■ Exercise goal
Return the full listing exactly as it is written.

━━ Extracted information

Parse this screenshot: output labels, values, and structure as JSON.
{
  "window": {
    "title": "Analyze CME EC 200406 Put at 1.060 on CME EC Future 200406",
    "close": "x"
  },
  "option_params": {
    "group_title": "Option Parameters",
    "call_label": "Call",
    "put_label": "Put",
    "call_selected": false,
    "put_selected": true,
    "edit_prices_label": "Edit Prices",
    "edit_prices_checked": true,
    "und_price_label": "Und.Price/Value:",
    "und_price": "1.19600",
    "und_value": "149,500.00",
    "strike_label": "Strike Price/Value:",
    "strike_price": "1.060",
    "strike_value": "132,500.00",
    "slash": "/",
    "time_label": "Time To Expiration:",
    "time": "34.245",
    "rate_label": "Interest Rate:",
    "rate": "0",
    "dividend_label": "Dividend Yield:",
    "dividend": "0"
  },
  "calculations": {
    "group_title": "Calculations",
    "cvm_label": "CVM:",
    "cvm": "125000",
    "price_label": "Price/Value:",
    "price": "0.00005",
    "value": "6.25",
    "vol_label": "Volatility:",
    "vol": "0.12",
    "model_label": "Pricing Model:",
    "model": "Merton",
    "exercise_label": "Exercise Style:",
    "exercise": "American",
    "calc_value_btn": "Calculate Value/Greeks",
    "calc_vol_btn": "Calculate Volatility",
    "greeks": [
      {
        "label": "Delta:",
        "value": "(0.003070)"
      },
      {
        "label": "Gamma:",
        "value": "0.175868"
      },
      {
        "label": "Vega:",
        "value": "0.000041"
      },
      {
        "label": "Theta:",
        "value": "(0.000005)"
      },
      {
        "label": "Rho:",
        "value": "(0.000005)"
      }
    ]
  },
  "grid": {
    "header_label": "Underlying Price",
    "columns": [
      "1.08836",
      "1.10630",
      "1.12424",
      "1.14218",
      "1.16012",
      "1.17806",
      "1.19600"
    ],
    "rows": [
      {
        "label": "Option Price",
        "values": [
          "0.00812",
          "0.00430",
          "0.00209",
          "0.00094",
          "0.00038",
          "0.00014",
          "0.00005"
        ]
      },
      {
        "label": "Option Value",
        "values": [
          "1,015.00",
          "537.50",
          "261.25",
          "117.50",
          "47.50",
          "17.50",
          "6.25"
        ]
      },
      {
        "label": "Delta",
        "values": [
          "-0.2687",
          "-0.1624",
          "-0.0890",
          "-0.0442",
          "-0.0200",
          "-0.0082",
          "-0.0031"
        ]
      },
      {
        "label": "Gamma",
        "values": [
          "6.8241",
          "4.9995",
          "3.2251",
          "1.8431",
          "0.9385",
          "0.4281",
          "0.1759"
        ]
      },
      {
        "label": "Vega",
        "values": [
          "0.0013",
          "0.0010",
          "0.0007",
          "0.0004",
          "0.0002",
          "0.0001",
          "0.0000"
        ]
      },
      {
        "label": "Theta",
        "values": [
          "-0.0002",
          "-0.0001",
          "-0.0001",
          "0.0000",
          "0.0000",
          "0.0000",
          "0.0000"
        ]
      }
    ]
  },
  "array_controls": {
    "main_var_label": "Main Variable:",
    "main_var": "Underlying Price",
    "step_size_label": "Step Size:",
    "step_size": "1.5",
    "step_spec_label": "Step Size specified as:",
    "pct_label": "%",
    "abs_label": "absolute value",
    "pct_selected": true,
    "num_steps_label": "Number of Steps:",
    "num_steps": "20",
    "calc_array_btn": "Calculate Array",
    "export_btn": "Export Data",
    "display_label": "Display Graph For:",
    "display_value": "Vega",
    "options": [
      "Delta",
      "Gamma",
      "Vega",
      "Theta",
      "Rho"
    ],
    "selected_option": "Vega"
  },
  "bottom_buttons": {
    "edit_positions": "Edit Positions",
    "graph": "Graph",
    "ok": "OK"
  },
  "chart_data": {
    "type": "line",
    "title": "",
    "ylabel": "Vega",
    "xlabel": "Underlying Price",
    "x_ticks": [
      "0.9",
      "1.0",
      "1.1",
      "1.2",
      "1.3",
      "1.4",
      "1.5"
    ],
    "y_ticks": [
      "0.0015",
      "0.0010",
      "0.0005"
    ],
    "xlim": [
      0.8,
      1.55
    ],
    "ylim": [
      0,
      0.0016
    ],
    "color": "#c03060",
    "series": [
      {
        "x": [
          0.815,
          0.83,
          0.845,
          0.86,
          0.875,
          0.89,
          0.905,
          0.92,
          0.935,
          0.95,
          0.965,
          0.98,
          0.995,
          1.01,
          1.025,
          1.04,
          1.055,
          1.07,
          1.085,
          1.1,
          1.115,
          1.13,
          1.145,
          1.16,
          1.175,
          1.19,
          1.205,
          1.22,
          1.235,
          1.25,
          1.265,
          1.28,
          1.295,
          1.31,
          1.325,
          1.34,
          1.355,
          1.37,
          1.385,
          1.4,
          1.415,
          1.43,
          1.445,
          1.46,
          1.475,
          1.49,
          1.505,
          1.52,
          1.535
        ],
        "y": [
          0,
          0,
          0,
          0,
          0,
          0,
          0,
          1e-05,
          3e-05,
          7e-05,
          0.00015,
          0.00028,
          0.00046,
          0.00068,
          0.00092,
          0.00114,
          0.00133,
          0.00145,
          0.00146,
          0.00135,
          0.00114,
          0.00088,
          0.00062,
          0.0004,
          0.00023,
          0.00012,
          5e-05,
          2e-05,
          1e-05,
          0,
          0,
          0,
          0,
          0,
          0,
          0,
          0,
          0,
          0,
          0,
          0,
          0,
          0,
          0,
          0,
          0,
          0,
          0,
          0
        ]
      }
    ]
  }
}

━━━━

■ Correct result
Parse this screenshot: output labels, values, and structure as JSON.
{
  "window": {
    "title": "Analyze CME EC 200406 Put at 1.060 on CME EC Future 200406",
    "close": "x"
  },
  "option_params": {
    "group_title": "Option Parameters",
    "call_label": "Call",
    "put_label": "Put",
    "call_selected": false,
    "put_selected": true,
    "edit_prices_label": "Edit Prices",
    "edit_prices_checked": true,
    "und_price_label": "Und.Price/Value:",
    "und_price": "1.19600",
    "und_value": "149,500.00",
    "strike_label": "Strike Price/Value:",
    "strike_price": "1.060",
    "strike_value": "132,500.00",
    "slash": "/",
    "time_label": "Time To Expiration:",
    "time": "34.245",
    "rate_label": "Interest Rate:",
    "rate": "0",
    "dividend_label": "Dividend Yield:",
    "dividend": "0"
  },
  "calculations": {
    "group_title": "Calculations",
    "cvm_label": "CVM:",
    "cvm": "125000",
    "price_label": "Price/Value:",
    "price": "0.00005",
    "value": "6.25",
    "vol_label": "Volatility:",
    "vol": "0.12",
    "model_label": "Pricing Model:",
    "model": "Merton",
    "exercise_label": "Exercise Style:",
    "exercise": "American",
    "calc_value_btn": "Calculate Value/Greeks",
    "calc_vol_btn": "Calculate Volatility",
    "greeks": [
      {
        "label": "Delta:",
        "value": "(0.003070)"
      },
      {
        "label": "Gamma:",
        "value": "0.175868"
      },
      {
        "label": "Vega:",
        "value": "0.000041"
      },
      {
        "label": "Theta:",
        "value": "(0.000005)"
      },
      {
        "label": "Rho:",
        "value": "(0.000005)"
      }
    ]
  },
  "grid": {
    "header_label": "Underlying Price",
    "columns": [
      "1.08836",
      "1.10630",
      "1.12424",
      "1.14218",
      "1.16012",
      "1.17806",
      "1.19600"
    ],
    "rows": [
      {
        "label": "Option Price",
        "values": [
          "0.00812",
          "0.00430",
          "0.00209",
          "0.00094",
          "0.00038",
          "0.00014",
          "0.00005"
        ]
      },
      {
        "label": "Option Value",
        "values": [
          "1,015.00",
          "537.50",
          "261.25",
          "117.50",
          "47.50",
          "17.50",
          "6.25"
        ]
      },
      {
        "label": "Delta",
        "values": [
          "-0.2687",
          "-0.1624",
          "-0.0890",
          "-0.0442",
          "-0.0200",
          "-0.0082",
          "-0.0031"
        ]
      },
      {
        "label": "Gamma",
        "values": [
          "6.8241",
          "4.9995",
          "3.2251",
          "1.8431",
          "0.9385",
          "0.4281",
          "0.1759"
        ]
      },
      {
        "label": "Vega",
        "values": [
          "0.0013",
          "0.0010",
          "0.0007",
          "0.0004",
          "0.0002",
          "0.0001",
          "0.0000"
        ]
      },
      {
        "label": "Theta",
        "values": [
          "-0.0002",
          "-0.0001",
          "-0.0001",
          "0.0000",
          "0.0000",
          "0.0000",
          "0.0000"
        ]
      }
    ]
  },
  "array_controls": {
    "main_var_label": "Main Variable:",
    "main_var": "Underlying Price",
    "step_size_label": "Step Size:",
    "step_size": "1.5",
    "step_spec_label": "Step Size specified as:",
    "pct_label": "%",
    "abs_label": "absolute value",
    "pct_selected": true,
    "num_steps_label": "Number of Steps:",
    "num_steps": "20",
    "calc_array_btn": "Calculate Array",
    "export_btn": "Export Data",
    "display_label": "Display Graph For:",
    "display_value": "Vega",
    "options": [
      "Delta",
      "Gamma",
      "Vega",
      "Theta",
      "Rho"
    ],
    "selected_option": "Vega"
  },
  "bottom_buttons": {
    "edit_positions": "Edit Positions",
    "graph": "Graph",
    "ok": "OK"
  },
  "chart_data": {
    "type": "line",
    "title": "",
    "ylabel": "Vega",
    "xlabel": "Underlying Price",
    "x_ticks": [
      "0.9",
      "1.0",
      "1.1",
      "1.2",
      "1.3",
      "1.4",
      "1.5"
    ],
    "y_ticks": [
      "0.0015",
      "0.0010",
      "0.0005"
    ],
    "xlim": [
      0.8,
      1.55
    ],
    "ylim": [
      0,
      0.0016
    ],
    "color": "#c03060",
    "series": [
      {
        "x": [
          0.815,
          0.83,
          0.845,
          0.86,
          0.875,
          0.89,
          0.905,
          0.92,
          0.935,
          0.95,
          0.965,
          0.98,
          0.995,
          1.01,
          1.025,
          1.04,
          1.055,
          1.07,
          1.085,
          1.1,
          1.115,
          1.13,
          1.145,
          1.16,
          1.175,
          1.19,
          1.205,
          1.22,
          1.235,
          1.25,
          1.265,
          1.28,
          1.295,
          1.31,
          1.325,
          1.34,
          1.355,
          1.37,
          1.385,
          1.4,
          1.415,
          1.43,
          1.445,
          1.46,
          1.475,
          1.49,
          1.505,
          1.52,
          1.535
        ],
        "y": [
          0,
          0,
          0,
          0,
          0,
          0,
          0,
          1e-05,
          3e-05,
          7e-05,
          0.00015,
          0.00028,
          0.00046,
          0.00068,
          0.00092,
          0.00114,
          0.00133,
          0.00145,
          0.00146,
          0.00135,
          0.00114,
          0.00088,
          0.00062,
          0.0004,
          0.00023,
          0.00012,
          5e-05,
          2e-05,
          1e-05,
          0,
          0,
          0,
          0,
          0,
          0,
          0,
          0,
          0,
          0,
          0,
          0,
          0,
          0,
          0,
          0,
          0,
          0,
          0,
          0
        ]
      }
    ]
  }
}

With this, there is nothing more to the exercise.